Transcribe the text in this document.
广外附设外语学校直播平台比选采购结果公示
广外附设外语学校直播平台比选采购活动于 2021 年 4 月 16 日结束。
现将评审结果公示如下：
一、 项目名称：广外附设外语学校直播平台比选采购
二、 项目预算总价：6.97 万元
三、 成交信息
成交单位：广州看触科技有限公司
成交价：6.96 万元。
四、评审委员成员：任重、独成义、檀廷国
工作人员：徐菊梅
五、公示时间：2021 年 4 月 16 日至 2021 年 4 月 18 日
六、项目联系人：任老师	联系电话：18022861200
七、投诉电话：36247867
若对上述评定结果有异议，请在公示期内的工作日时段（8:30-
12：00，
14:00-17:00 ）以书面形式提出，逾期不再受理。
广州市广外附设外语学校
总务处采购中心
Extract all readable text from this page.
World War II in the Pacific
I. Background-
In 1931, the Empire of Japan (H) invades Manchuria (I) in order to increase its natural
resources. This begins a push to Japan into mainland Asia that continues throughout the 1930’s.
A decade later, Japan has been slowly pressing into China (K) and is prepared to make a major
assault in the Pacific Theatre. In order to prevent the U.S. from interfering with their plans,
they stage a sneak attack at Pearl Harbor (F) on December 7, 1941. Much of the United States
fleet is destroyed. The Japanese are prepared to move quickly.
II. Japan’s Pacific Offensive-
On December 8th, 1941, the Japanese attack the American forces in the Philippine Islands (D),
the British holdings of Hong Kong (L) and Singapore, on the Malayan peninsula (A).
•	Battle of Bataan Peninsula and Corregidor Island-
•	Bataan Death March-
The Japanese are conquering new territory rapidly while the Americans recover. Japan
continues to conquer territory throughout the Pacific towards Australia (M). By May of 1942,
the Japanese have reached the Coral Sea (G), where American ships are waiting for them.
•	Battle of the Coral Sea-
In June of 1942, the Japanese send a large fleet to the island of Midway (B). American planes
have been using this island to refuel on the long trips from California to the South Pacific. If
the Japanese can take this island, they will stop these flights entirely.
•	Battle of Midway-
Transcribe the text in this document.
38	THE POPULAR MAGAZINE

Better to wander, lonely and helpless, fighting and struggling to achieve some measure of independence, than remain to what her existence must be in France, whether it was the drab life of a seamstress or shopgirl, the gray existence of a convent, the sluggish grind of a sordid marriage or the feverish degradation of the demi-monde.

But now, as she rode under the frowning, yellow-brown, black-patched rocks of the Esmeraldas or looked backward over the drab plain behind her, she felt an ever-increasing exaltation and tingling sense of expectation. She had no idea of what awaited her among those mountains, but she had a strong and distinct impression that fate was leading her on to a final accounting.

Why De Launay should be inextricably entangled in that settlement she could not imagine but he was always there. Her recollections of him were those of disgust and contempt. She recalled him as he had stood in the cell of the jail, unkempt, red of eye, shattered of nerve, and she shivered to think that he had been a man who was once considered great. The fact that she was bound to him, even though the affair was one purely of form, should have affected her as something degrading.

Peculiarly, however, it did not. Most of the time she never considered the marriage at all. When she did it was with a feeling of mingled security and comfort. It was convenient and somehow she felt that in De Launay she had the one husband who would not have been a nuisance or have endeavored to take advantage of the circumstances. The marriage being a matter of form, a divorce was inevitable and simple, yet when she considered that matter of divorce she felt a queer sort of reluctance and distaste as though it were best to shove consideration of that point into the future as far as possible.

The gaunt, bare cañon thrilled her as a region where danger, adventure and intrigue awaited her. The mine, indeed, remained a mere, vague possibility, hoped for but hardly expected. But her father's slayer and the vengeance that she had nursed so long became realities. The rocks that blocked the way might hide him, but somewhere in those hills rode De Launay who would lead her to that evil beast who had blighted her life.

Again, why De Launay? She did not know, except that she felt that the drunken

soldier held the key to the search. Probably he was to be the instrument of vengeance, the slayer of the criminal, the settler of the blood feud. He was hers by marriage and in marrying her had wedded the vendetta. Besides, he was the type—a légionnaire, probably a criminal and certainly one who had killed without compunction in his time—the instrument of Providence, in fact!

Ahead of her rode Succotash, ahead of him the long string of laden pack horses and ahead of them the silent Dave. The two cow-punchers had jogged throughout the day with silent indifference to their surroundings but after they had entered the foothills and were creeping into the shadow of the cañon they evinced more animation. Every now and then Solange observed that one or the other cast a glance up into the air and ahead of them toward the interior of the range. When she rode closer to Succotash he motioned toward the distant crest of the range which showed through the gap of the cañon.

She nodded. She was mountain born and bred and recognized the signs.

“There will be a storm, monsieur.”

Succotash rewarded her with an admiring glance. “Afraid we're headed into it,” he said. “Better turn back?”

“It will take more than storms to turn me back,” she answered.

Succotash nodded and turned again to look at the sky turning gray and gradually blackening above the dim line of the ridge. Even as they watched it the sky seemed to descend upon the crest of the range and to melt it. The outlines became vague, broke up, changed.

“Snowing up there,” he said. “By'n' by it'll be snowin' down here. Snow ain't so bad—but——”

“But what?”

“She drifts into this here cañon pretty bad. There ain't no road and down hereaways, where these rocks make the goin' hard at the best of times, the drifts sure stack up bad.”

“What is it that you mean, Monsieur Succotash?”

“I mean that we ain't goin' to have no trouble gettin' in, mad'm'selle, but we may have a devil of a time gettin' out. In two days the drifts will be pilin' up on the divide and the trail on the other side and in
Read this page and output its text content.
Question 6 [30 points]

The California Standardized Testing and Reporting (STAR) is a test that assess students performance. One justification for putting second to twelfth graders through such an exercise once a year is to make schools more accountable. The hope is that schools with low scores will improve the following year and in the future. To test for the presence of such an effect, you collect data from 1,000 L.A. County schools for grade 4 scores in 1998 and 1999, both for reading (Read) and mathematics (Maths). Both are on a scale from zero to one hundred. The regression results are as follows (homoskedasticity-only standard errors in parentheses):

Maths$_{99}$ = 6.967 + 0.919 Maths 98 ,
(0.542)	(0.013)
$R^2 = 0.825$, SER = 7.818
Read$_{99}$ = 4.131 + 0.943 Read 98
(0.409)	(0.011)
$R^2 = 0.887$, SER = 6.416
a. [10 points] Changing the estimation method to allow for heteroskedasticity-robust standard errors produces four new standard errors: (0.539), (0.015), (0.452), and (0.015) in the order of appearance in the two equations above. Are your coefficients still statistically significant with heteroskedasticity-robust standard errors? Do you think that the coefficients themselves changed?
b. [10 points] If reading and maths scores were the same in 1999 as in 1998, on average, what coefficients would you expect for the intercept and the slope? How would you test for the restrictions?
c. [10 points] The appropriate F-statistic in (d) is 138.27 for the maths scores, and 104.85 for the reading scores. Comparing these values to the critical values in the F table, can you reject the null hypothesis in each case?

= = =

The data above must be returned in full, exactly as written.

Transcribe the text in this document.
广外附设外语学校直播平台比选采购结果公示
广外附设外语学校直播平台比选采购活动于 2021 年 4 月 16 日结束。
现将评审结果公示如下：
一、 项目名称：广外附设外语学校直播平台比选采购
二、 项目预算总价：6.97 万元
三、 成交信息
成交单位：广州看触科技有限公司
成交价：6.96 万元。
四、评审委员成员：任重、独成义、檀廷国
工作人员：徐菊梅
五、公示时间：2021 年 4 月 16 日至 2021 年 4 月 18 日
六、项目联系人：任老师	联系电话：18022861200
七、投诉电话：36247867
若对上述评定结果有异议，请在公示期内的工作日时段（8:30-
12：00，
14:00-17:00 ）以书面形式提出，逾期不再受理。
广州市广外附设外语学校
总务处采购中心
Extract all readable text from this page.
World War II in the Pacific
I. Background-
In 1931, the Empire of Japan (H) invades Manchuria (I) in order to increase its natural
resources. This begins a push to Japan into mainland Asia that continues throughout the 1930’s.
A decade later, Japan has been slowly pressing into China (K) and is prepared to make a major
assault in the Pacific Theatre. In order to prevent the U.S. from interfering with their plans,
they stage a sneak attack at Pearl Harbor (F) on December 7, 1941. Much of the United States
fleet is destroyed. The Japanese are prepared to move quickly.
II. Japan’s Pacific Offensive-
On December 8th, 1941, the Japanese attack the American forces in the Philippine Islands (D),
the British holdings of Hong Kong (L) and Singapore, on the Malayan peninsula (A).
•	Battle of Bataan Peninsula and Corregidor Island-
•	Bataan Death March-
The Japanese are conquering new territory rapidly while the Americans recover. Japan
continues to conquer territory throughout the Pacific towards Australia (M). By May of 1942,
the Japanese have reached the Coral Sea (G), where American ships are waiting for them.
•	Battle of the Coral Sea-
In June of 1942, the Japanese send a large fleet to the island of Midway (B). American planes
have been using this island to refuel on the long trips from California to the South Pacific. If
the Japanese can take this island, they will stop these flights entirely.
•	Battle of Midway-
Transcribe the text in this document.
38	THE POPULAR MAGAZINE

Better to wander, lonely and helpless, fighting and struggling to achieve some measure of independence, than remain to what her existence must be in France, whether it was the drab life of a seamstress or shopgirl, the gray existence of a convent, the sluggish grind of a sordid marriage or the feverish degradation of the demi-monde.

But now, as she rode under the frowning, yellow-brown, black-patched rocks of the Esmeraldas or looked backward over the drab plain behind her, she felt an ever-increasing exaltation and tingling sense of expectation. She had no idea of what awaited her among those mountains, but she had a strong and distinct impression that fate was leading her on to a final accounting.

Why De Launay should be inextricably entangled in that settlement she could not imagine but he was always there. Her recollections of him were those of disgust and contempt. She recalled him as he had stood in the cell of the jail, unkempt, red of eye, shattered of nerve, and she shivered to think that he had been a man who was once considered great. The fact that she was bound to him, even though the affair was one purely of form, should have affected her as something degrading.

Peculiarly, however, it did not. Most of the time she never considered the marriage at all. When she did it was with a feeling of mingled security and comfort. It was convenient and somehow she felt that in De Launay she had the one husband who would not have been a nuisance or have endeavored to take advantage of the circumstances. The marriage being a matter of form, a divorce was inevitable and simple, yet when she considered that matter of divorce she felt a queer sort of reluctance and distaste as though it were best to shove consideration of that point into the future as far as possible.

The gaunt, bare cañon thrilled her as a region where danger, adventure and intrigue awaited her. The mine, indeed, remained a mere, vague possibility, hoped for but hardly expected. But her father's slayer and the vengeance that she had nursed so long became realities. The rocks that blocked the way might hide him, but somewhere in those hills rode De Launay who would lead her to that evil beast who had blighted her life.

Again, why De Launay? She did not know, except that she felt that the drunken

soldier held the key to the search. Probably he was to be the instrument of vengeance, the slayer of the criminal, the settler of the blood feud. He was hers by marriage and in marrying her had wedded the vendetta. Besides, he was the type—a légionnaire, probably a criminal and certainly one who had killed without compunction in his time—the instrument of Providence, in fact!

Ahead of her rode Succotash, ahead of him the long string of laden pack horses and ahead of them the silent Dave. The two cow-punchers had jogged throughout the day with silent indifference to their surroundings but after they had entered the foothills and were creeping into the shadow of the cañon they evinced more animation. Every now and then Solange observed that one or the other cast a glance up into the air and ahead of them toward the interior of the range. When she rode closer to Succotash he motioned toward the distant crest of the range which showed through the gap of the cañon.

She nodded. She was mountain born and bred and recognized the signs.

“There will be a storm, monsieur.”

Succotash rewarded her with an admiring glance. “Afraid we're headed into it,” he said. “Better turn back?”

“It will take more than storms to turn me back,” she answered.

Succotash nodded and turned again to look at the sky turning gray and gradually blackening above the dim line of the ridge. Even as they watched it the sky seemed to descend upon the crest of the range and to melt it. The outlines became vague, broke up, changed.

“Snowing up there,” he said. “By'n' by it'll be snowin' down here. Snow ain't so bad—but——”

“But what?”

“She drifts into this here cañon pretty bad. There ain't no road and down hereaways, where these rocks make the goin' hard at the best of times, the drifts sure stack up bad.”

“What is it that you mean, Monsieur Succotash?”

“I mean that we ain't goin' to have no trouble gettin' in, mad'm'selle, but we may have a devil of a time gettin' out. In two days the drifts will be pilin' up on the divide and the trail on the other side and in
Read this page and output its text content.
Question 6 [30 points]

The California Standardized Testing and Reporting (STAR) is a test that assess students performance. One justification for putting second to twelfth graders through such an exercise once a year is to make schools more accountable. The hope is that schools with low scores will improve the following year and in the future. To test for the presence of such an effect, you collect data from 1,000 L.A. County schools for grade 4 scores in 1998 and 1999, both for reading (Read) and mathematics (Maths). Both are on a scale from zero to one hundred. The regression results are as follows (homoskedasticity-only standard errors in parentheses):

Maths$_{99}$ = 6.967 + 0.919 Maths 98 ,
(0.542)	(0.013)
$R^2 = 0.825$, SER = 7.818
Read$_{99}$ = 4.131 + 0.943 Read 98
(0.409)	(0.011)
$R^2 = 0.887$, SER = 6.416
a. [10 points] Changing the estimation method to allow for heteroskedasticity-robust standard errors produces four new standard errors: (0.539), (0.015), (0.452), and (0.015) in the order of appearance in the two equations above. Are your coefficients still statistically significant with heteroskedasticity-robust standard errors? Do you think that the coefficients themselves changed?
b. [10 points] If reading and maths scores were the same in 1999 as in 1998, on average, what coefficients would you expect for the intercept and the slope? How would you test for the restrictions?
c. [10 points] The appropriate F-statistic in (d) is 138.27 for the maths scores, and 104.85 for the reading scores. Comparing these values to the critical values in the F table, can you reject the null hypothesis in each case?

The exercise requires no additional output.